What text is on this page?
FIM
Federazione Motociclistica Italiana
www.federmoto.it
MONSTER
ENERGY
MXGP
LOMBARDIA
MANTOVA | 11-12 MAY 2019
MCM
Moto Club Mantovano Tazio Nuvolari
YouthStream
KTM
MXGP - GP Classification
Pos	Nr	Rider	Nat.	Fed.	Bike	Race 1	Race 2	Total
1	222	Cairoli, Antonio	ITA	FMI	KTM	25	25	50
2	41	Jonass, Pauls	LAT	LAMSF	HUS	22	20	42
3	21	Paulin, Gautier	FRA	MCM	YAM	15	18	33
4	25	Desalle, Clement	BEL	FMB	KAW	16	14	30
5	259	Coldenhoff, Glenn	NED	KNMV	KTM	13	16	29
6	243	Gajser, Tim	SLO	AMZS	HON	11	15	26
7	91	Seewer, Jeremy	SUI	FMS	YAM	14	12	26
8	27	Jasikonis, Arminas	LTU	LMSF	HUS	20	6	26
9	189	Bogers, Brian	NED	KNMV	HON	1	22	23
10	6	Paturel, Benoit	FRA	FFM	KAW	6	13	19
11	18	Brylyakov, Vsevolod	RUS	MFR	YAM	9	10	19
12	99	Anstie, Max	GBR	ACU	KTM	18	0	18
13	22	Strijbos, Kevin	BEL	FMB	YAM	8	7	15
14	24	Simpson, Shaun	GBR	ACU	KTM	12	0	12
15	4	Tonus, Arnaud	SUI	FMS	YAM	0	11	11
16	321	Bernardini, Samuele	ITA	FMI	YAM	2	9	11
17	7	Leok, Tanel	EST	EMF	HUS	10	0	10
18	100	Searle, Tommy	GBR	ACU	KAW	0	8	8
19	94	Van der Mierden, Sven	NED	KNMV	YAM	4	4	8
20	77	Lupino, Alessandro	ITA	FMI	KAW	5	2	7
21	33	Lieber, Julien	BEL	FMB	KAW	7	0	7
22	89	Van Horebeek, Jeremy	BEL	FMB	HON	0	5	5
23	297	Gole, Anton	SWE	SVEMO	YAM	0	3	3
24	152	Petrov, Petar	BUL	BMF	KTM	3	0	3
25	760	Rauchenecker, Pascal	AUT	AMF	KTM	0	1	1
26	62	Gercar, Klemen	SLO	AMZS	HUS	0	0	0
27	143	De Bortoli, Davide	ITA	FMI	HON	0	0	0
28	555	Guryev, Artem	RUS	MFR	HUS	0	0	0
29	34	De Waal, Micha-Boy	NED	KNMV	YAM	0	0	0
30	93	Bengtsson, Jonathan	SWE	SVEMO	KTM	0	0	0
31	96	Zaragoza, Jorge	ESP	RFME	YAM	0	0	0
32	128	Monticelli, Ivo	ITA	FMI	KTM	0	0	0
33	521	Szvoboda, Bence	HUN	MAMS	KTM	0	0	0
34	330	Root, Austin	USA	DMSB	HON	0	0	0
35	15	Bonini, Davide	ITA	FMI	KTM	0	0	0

===============

Reproduce the listing shown above in its entirety, exactly.

OUTPUT FOR THIS EXERCISE:
What text is on this page?
FIM
Federazione Motociclistica Italiana
www.federmoto.it
MONSTER
ENERGY
MXGP
LOMBARDIA
MANTOVA | 11-12 MAY 2019
MCM
Moto Club Mantovano Tazio Nuvolari
YouthStream
KTM
MXGP - GP Classification
Pos	Nr	Rider	Nat.	Fed.	Bike	Race 1	Race 2	Total
1	222	Cairoli, Antonio	ITA	FMI	KTM	25	25	50
2	41	Jonass, Pauls	LAT	LAMSF	HUS	22	20	42
3	21	Paulin, Gautier	FRA	MCM	YAM	15	18	33
4	25	Desalle, Clement	BEL	FMB	KAW	16	14	30
5	259	Coldenhoff, Glenn	NED	KNMV	KTM	13	16	29
6	243	Gajser, Tim	SLO	AMZS	HON	11	15	26
7	91	Seewer, Jeremy	SUI	FMS	YAM	14	12	26
8	27	Jasikonis, Arminas	LTU	LMSF	HUS	20	6	26
9	189	Bogers, Brian	NED	KNMV	HON	1	22	23
10	6	Paturel, Benoit	FRA	FFM	KAW	6	13	19
11	18	Brylyakov, Vsevolod	RUS	MFR	YAM	9	10	19
12	99	Anstie, Max	GBR	ACU	KTM	18	0	18
13	22	Strijbos, Kevin	BEL	FMB	YAM	8	7	15
14	24	Simpson, Shaun	GBR	ACU	KTM	12	0	12
15	4	Tonus, Arnaud	SUI	FMS	YAM	0	11	11
16	321	Bernardini, Samuele	ITA	FMI	YAM	2	9	11
17	7	Leok, Tanel	EST	EMF	HUS	10	0	10
18	100	Searle, Tommy	GBR	ACU	KAW	0	8	8
19	94	Van der Mierden, Sven	NED	KNMV	YAM	4	4	8
20	77	Lupino, Alessandro	ITA	FMI	KAW	5	2	7
21	33	Lieber, Julien	BEL	FMB	KAW	7	0	7
22	89	Van Horebeek, Jeremy	BEL	FMB	HON	0	5	5
23	297	Gole, Anton	SWE	SVEMO	YAM	0	3	3
24	152	Petrov, Petar	BUL	BMF	KTM	3	0	3
25	760	Rauchenecker, Pascal	AUT	AMF	KTM	0	1	1
26	62	Gercar, Klemen	SLO	AMZS	HUS	0	0	0
27	143	De Bortoli, Davide	ITA	FMI	HON	0	0	0
28	555	Guryev, Artem	RUS	MFR	HUS	0	0	0
29	34	De Waal, Micha-Boy	NED	KNMV	YAM	0	0	0
30	93	Bengtsson, Jonathan	SWE	SVEMO	KTM	0	0	0
31	96	Zaragoza, Jorge	ESP	RFME	YAM	0	0	0
32	128	Monticelli, Ivo	ITA	FMI	KTM	0	0	0
33	521	Szvoboda, Bence	HUN	MAMS	KTM	0	0	0
34	330	Root, Austin	USA	DMSB	HON	0	0	0
35	15	Bonini, Davide	ITA	FMI	KTM	0	0	0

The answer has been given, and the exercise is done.